* _AIM_: Each line of the material below that holds the word "heading" needs to be copied.

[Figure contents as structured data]
__________________________________________________

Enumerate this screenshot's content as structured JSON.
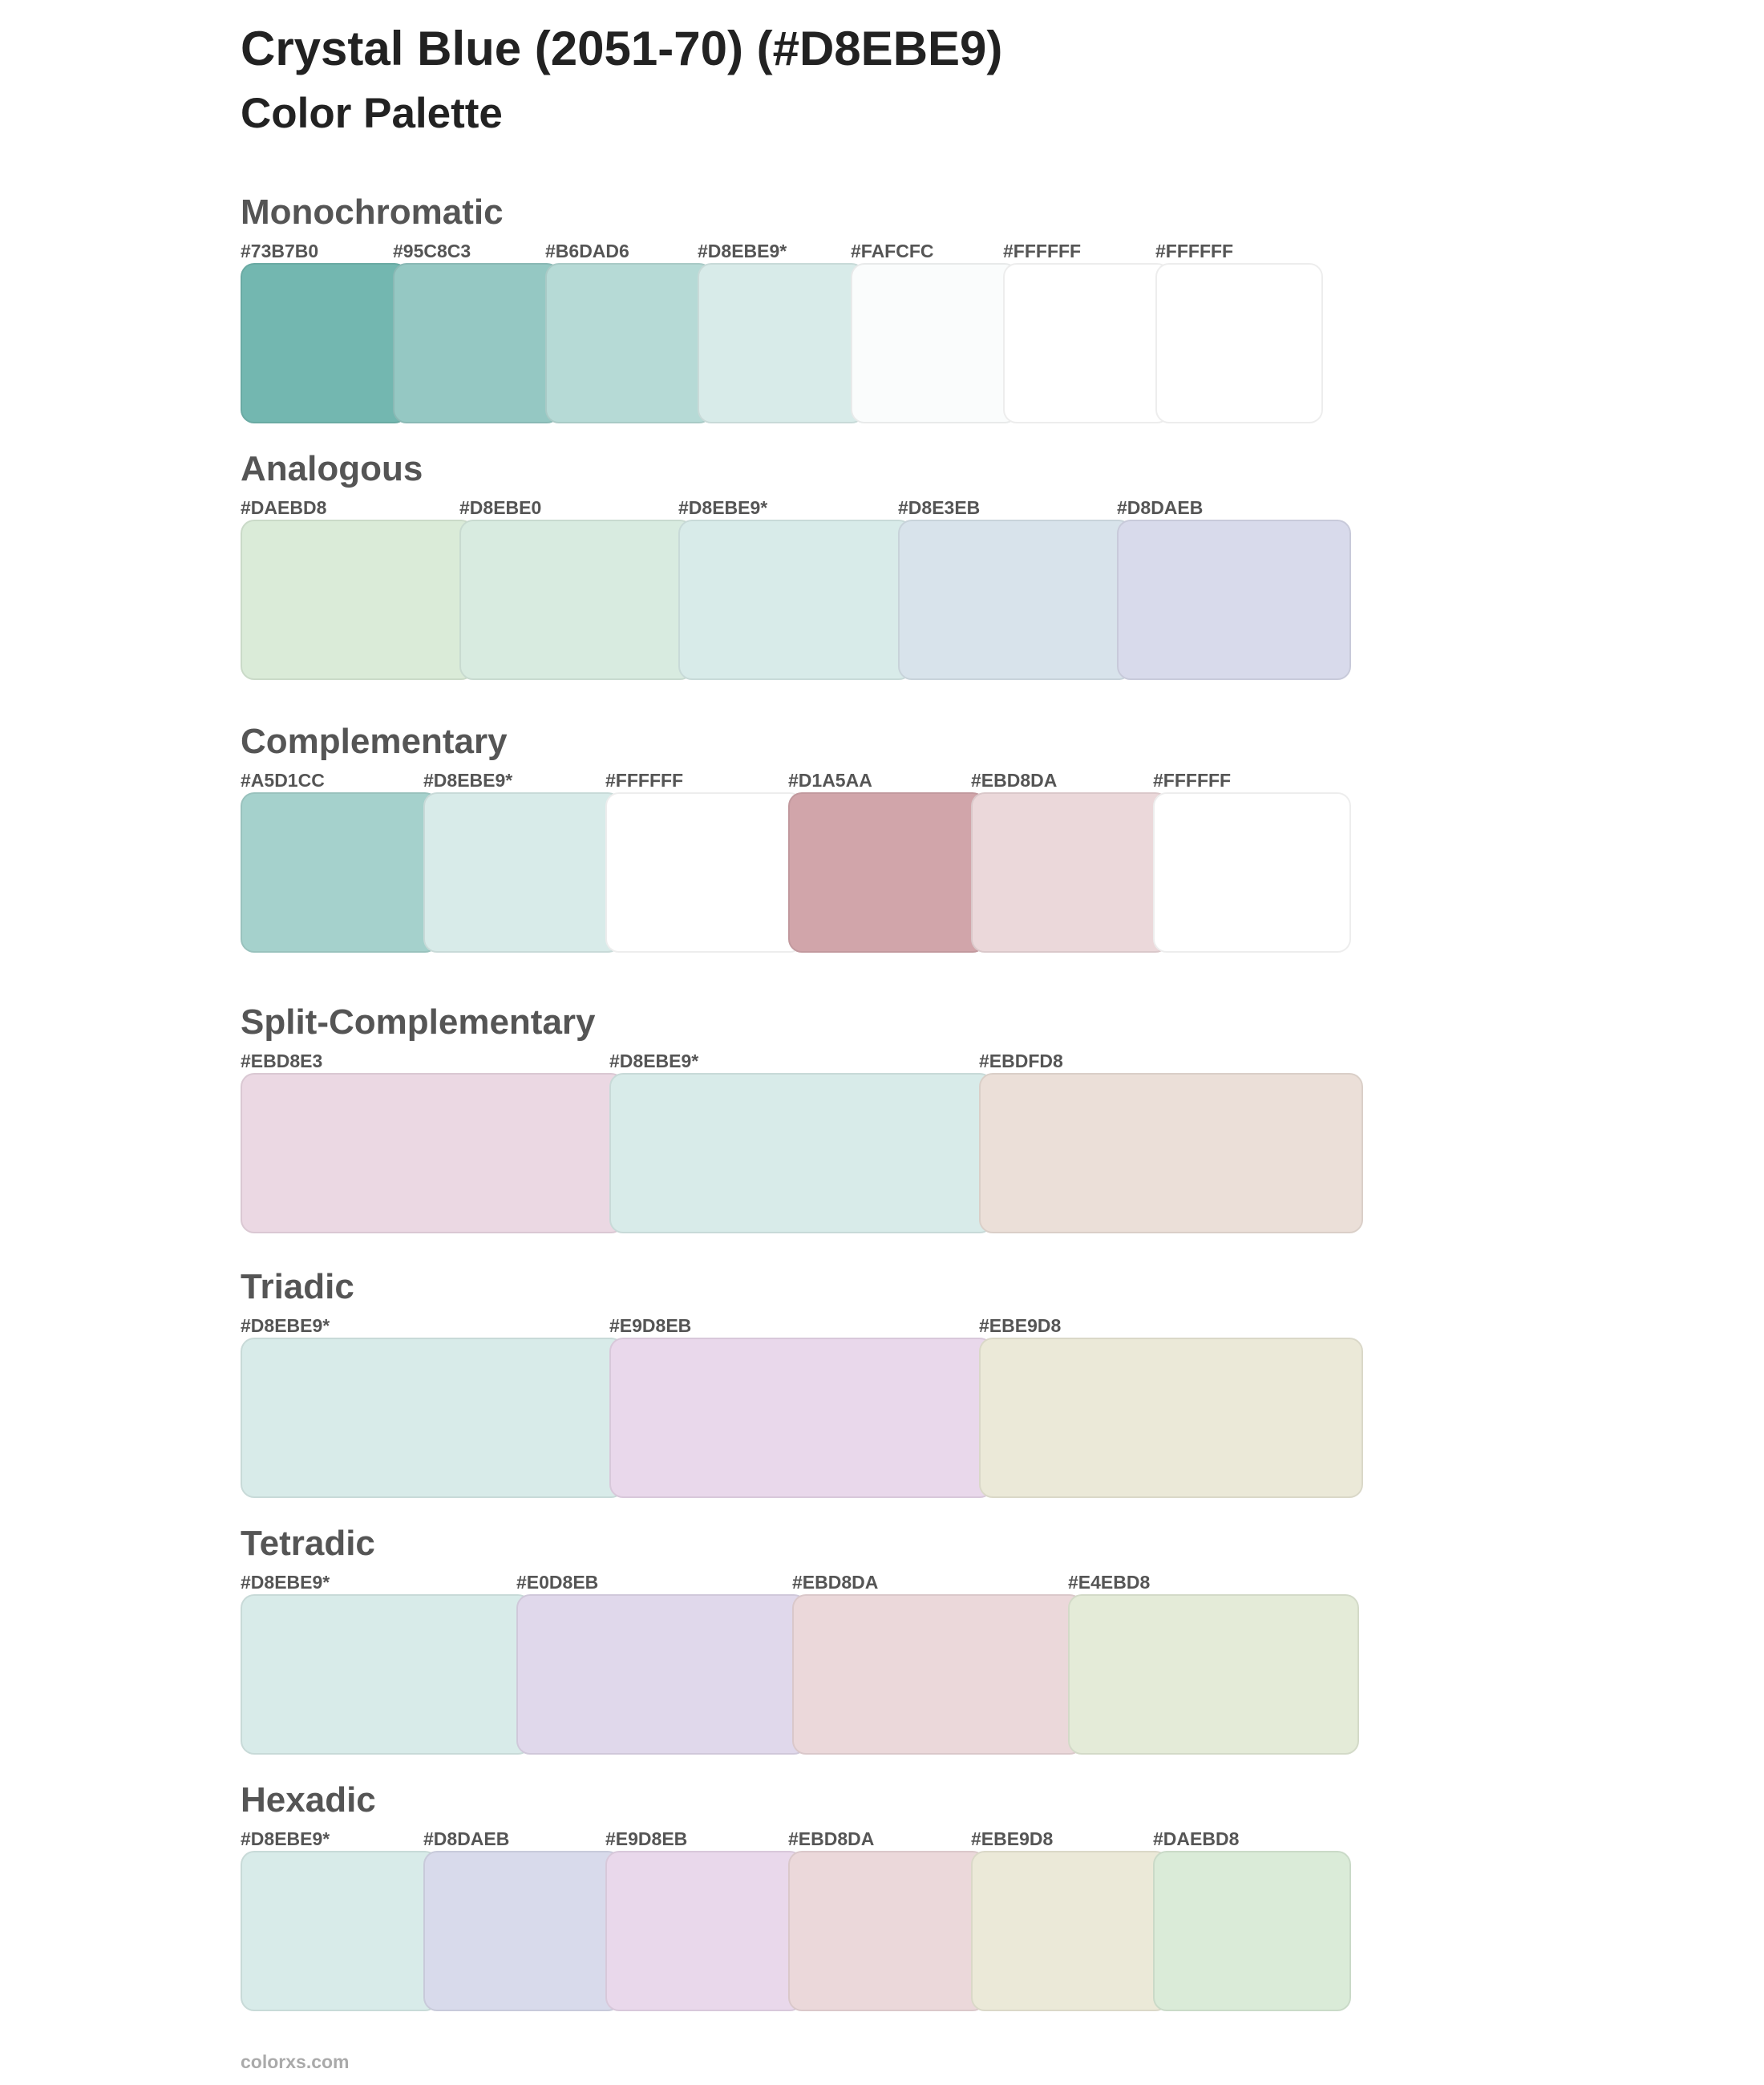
{
  "header": {
    "title": "Crystal Blue (2051-70) (#D8EBE9)",
    "subtitle": "Color Palette"
  },
  "base_color": "#D8EBE9",
  "sections": [
    {
      "id": "monochromatic",
      "heading": "Monochromatic",
      "swatches": [
        {
          "label": "#73B7B0",
          "color": "#73B7B0"
        },
        {
          "label": "#95C8C3",
          "color": "#95C8C3"
        },
        {
          "label": "#B6DAD6",
          "color": "#B6DAD6"
        },
        {
          "label": "#D8EBE9*",
          "color": "#D8EBE9"
        },
        {
          "label": "#FAFCFC",
          "color": "#FAFCFC"
        },
        {
          "label": "#FFFFFF",
          "color": "#FFFFFF"
        },
        {
          "label": "#FFFFFF",
          "color": "#FFFFFF"
        }
      ]
    },
    {
      "id": "analogous",
      "heading": "Analogous",
      "swatches": [
        {
          "label": "#DAEBD8",
          "color": "#DAEBD8"
        },
        {
          "label": "#D8EBE0",
          "color": "#D8EBE0"
        },
        {
          "label": "#D8EBE9*",
          "color": "#D8EBE9"
        },
        {
          "label": "#D8E3EB",
          "color": "#D8E3EB"
        },
        {
          "label": "#D8DAEB",
          "color": "#D8DAEB"
        }
      ]
    },
    {
      "id": "complementary",
      "heading": "Complementary",
      "swatches": [
        {
          "label": "#A5D1CC",
          "color": "#A5D1CC"
        },
        {
          "label": "#D8EBE9*",
          "color": "#D8EBE9"
        },
        {
          "label": "#FFFFFF",
          "color": "#FFFFFF"
        },
        {
          "label": "#D1A5AA",
          "color": "#D1A5AA"
        },
        {
          "label": "#EBD8DA",
          "color": "#EBD8DA"
        },
        {
          "label": "#FFFFFF",
          "color": "#FFFFFF"
        }
      ]
    },
    {
      "id": "split-complementary",
      "heading": "Split-Complementary",
      "swatches": [
        {
          "label": "#EBD8E3",
          "color": "#EBD8E3"
        },
        {
          "label": "#D8EBE9*",
          "color": "#D8EBE9"
        },
        {
          "label": "#EBDFD8",
          "color": "#EBDFD8"
        }
      ]
    },
    {
      "id": "triadic",
      "heading": "Triadic",
      "swatches": [
        {
          "label": "#D8EBE9*",
          "color": "#D8EBE9"
        },
        {
          "label": "#E9D8EB",
          "color": "#E9D8EB"
        },
        {
          "label": "#EBE9D8",
          "color": "#EBE9D8"
        }
      ]
    },
    {
      "id": "tetradic",
      "heading": "Tetradic",
      "swatches": [
        {
          "label": "#D8EBE9*",
          "color": "#D8EBE9"
        },
        {
          "label": "#E0D8EB",
          "color": "#E0D8EB"
        },
        {
          "label": "#EBD8DA",
          "color": "#EBD8DA"
        },
        {
          "label": "#E4EBD8",
          "color": "#E4EBD8"
        }
      ]
    },
    {
      "id": "hexadic",
      "heading": "Hexadic",
      "swatches": [
        {
          "label": "#D8EBE9*",
          "color": "#D8EBE9"
        },
        {
          "label": "#D8DAEB",
          "color": "#D8DAEB"
        },
        {
          "label": "#E9D8EB",
          "color": "#E9D8EB"
        },
        {
          "label": "#EBD8DA",
          "color": "#EBD8DA"
        },
        {
          "label": "#EBE9D8",
          "color": "#EBE9D8"
        },
        {
          "label": "#DAEBD8",
          "color": "#DAEBD8"
        }
      ]
    }
  ],
  "footer": {
    "site": "colorxs.com"
  }
}
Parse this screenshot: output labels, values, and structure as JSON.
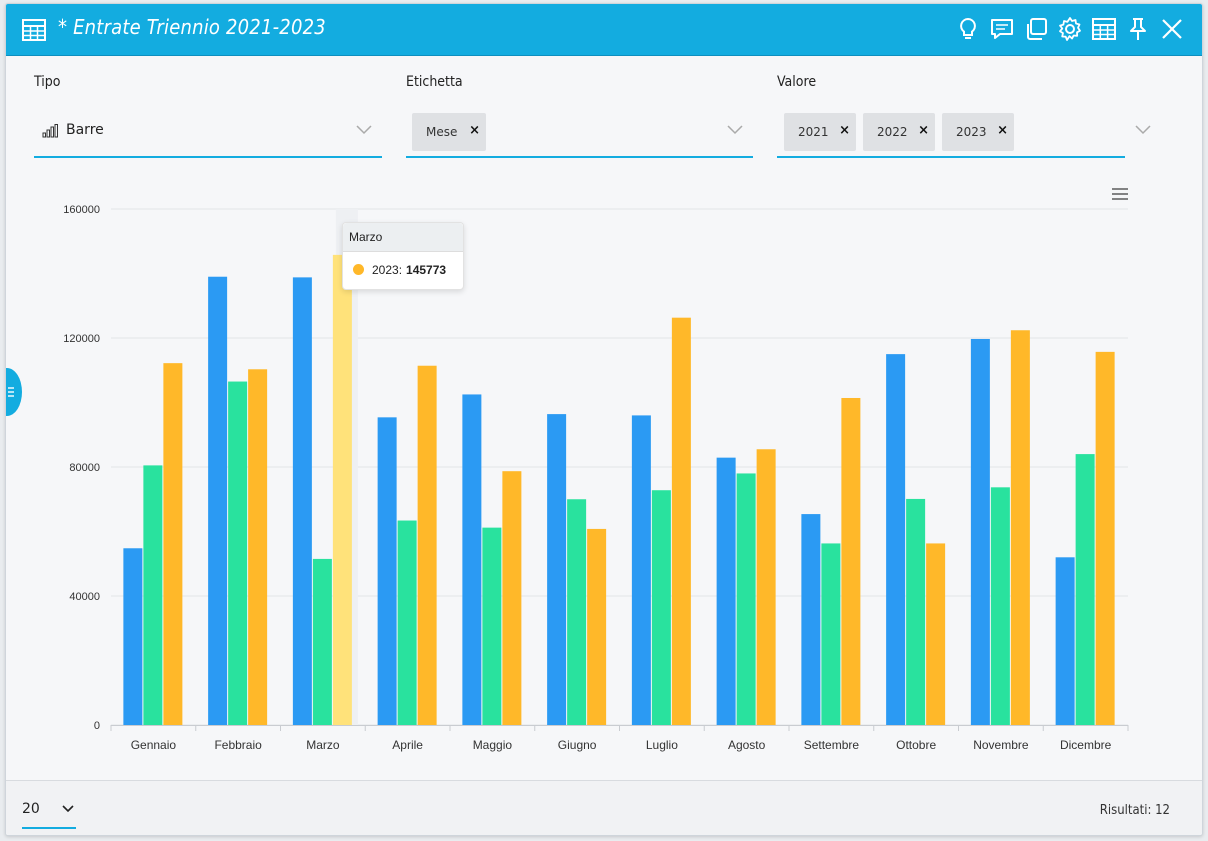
{
  "window": {
    "title": "* Entrate Triennio 2021-2023",
    "toolbar_icons": [
      "lightbulb-icon",
      "comment-icon",
      "copy-icon",
      "gear-icon",
      "table-icon",
      "pin-icon",
      "close-icon"
    ]
  },
  "filters": {
    "tipo": {
      "label": "Tipo",
      "value": "Barre",
      "icon": "bar-chart-icon"
    },
    "etichetta": {
      "label": "Etichetta",
      "chips": [
        "Mese"
      ]
    },
    "valore": {
      "label": "Valore",
      "chips": [
        "2021",
        "2022",
        "2023"
      ]
    }
  },
  "colors": {
    "accent": "#13ace0",
    "s2021": "#2b9af3",
    "s2022": "#29e29e",
    "s2023": "#ffb829",
    "s2023_hover": "#ffe27a"
  },
  "chart_data": {
    "type": "bar",
    "categories": [
      "Gennaio",
      "Febbraio",
      "Marzo",
      "Aprile",
      "Maggio",
      "Giugno",
      "Luglio",
      "Agosto",
      "Settembre",
      "Ottobre",
      "Novembre",
      "Dicembre"
    ],
    "series": [
      {
        "name": "2021",
        "values": [
          54800,
          139000,
          138800,
          95400,
          102500,
          96400,
          96000,
          82900,
          65400,
          115000,
          119700,
          52000
        ]
      },
      {
        "name": "2022",
        "values": [
          80500,
          106500,
          51500,
          63400,
          61200,
          70000,
          72800,
          78000,
          56300,
          70100,
          73700,
          84000
        ]
      },
      {
        "name": "2023",
        "values": [
          112200,
          110300,
          145773,
          111400,
          78700,
          60800,
          126300,
          85500,
          101400,
          56300,
          122400,
          115700
        ]
      }
    ],
    "yticks": [
      "0",
      "40000",
      "80000",
      "120000",
      "160000"
    ],
    "ylim": [
      0,
      160000
    ],
    "grid": true,
    "highlight": {
      "category_index": 2,
      "series_index": 2
    }
  },
  "tooltip": {
    "title": "Marzo",
    "series": "2023:",
    "value": "145773"
  },
  "footer": {
    "page_size": "20",
    "results": "Risultati: 12"
  }
}
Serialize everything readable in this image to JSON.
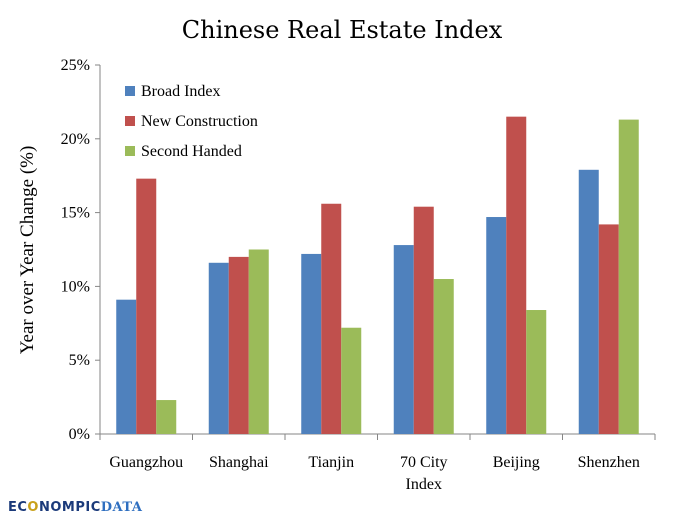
{
  "colors": {
    "broad": "#4f81bd",
    "new": "#c0504d",
    "second": "#9bbb59"
  },
  "logo": {
    "part1": "EC",
    "part2": "O",
    "part3": "NOMPIC",
    "part4": "DATA"
  },
  "chart_data": {
    "type": "bar",
    "title": "Chinese Real Estate Index",
    "xlabel": "",
    "ylabel": "Year over Year Change (%)",
    "ylim": [
      0,
      25
    ],
    "yticks": [
      "0%",
      "5%",
      "10%",
      "15%",
      "20%",
      "25%"
    ],
    "categories": [
      "Guangzhou",
      "Shanghai",
      "Tianjin",
      "70 City Index",
      "Beijing",
      "Shenzhen"
    ],
    "category_lines": [
      [
        "Guangzhou"
      ],
      [
        "Shanghai"
      ],
      [
        "Tianjin"
      ],
      [
        "70 City",
        "Index"
      ],
      [
        "Beijing"
      ],
      [
        "Shenzhen"
      ]
    ],
    "series": [
      {
        "name": "Broad Index",
        "color": "#4f81bd",
        "values": [
          9.1,
          11.6,
          12.2,
          12.8,
          14.7,
          17.9
        ]
      },
      {
        "name": "New Construction",
        "color": "#c0504d",
        "values": [
          17.3,
          12.0,
          15.6,
          15.4,
          21.5,
          14.2
        ]
      },
      {
        "name": "Second Handed",
        "color": "#9bbb59",
        "values": [
          2.3,
          12.5,
          7.2,
          10.5,
          8.4,
          21.3
        ]
      }
    ],
    "grid": false,
    "legend_position": "top-left"
  }
}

__________________________________________________

* _SOLUTION FOR THIS EXERCISE_:
      "heading": "Monochromatic",
      "heading": "Analogous",
      "heading": "Complementary",
      "heading": "Split-Complementary",
      "heading": "Triadic",
      "heading": "Tetradic",
      "heading": "Hexadic",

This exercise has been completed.